§ EXERCISE
Write out every record below exactly as it appears.

— START EXCERPTED RECORDS —

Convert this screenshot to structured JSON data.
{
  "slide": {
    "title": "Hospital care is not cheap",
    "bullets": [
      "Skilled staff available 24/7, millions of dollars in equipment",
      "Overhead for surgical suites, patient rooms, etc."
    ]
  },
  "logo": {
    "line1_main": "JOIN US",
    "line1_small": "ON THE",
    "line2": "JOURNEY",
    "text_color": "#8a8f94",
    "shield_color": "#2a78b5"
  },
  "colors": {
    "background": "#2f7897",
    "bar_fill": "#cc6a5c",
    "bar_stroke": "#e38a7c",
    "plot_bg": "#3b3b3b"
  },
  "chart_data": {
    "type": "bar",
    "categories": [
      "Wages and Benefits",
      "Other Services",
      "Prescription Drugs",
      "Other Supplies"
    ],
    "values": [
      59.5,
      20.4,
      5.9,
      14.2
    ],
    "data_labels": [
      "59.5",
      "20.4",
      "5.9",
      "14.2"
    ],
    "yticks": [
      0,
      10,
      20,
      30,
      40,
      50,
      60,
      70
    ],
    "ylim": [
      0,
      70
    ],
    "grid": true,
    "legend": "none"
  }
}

— END EXCERPTED RECORDS —

§ SOLUTION TO THE PROBLEM
Convert this screenshot to structured JSON data.
{
  "slide": {
    "title": "Hospital care is not cheap",
    "bullets": [
      "Skilled staff available 24/7, millions of dollars in equipment",
      "Overhead for surgical suites, patient rooms, etc."
    ]
  },
  "logo": {
    "line1_main": "JOIN US",
    "line1_small": "ON THE",
    "line2": "JOURNEY",
    "text_color": "#8a8f94",
    "shield_color": "#2a78b5"
  },
  "colors": {
    "background": "#2f7897",
    "bar_fill": "#cc6a5c",
    "bar_stroke": "#e38a7c",
    "plot_bg": "#3b3b3b"
  },
  "chart_data": {
    "type": "bar",
    "categories": [
      "Wages and Benefits",
      "Other Services",
      "Prescription Drugs",
      "Other Supplies"
    ],
    "values": [
      59.5,
      20.4,
      5.9,
      14.2
    ],
    "data_labels": [
      "59.5",
      "20.4",
      "5.9",
      "14.2"
    ],
    "yticks": [
      0,
      10,
      20,
      30,
      40,
      50,
      60,
      70
    ],
    "ylim": [
      0,
      70
    ],
    "grid": true,
    "legend": "none"
  }
}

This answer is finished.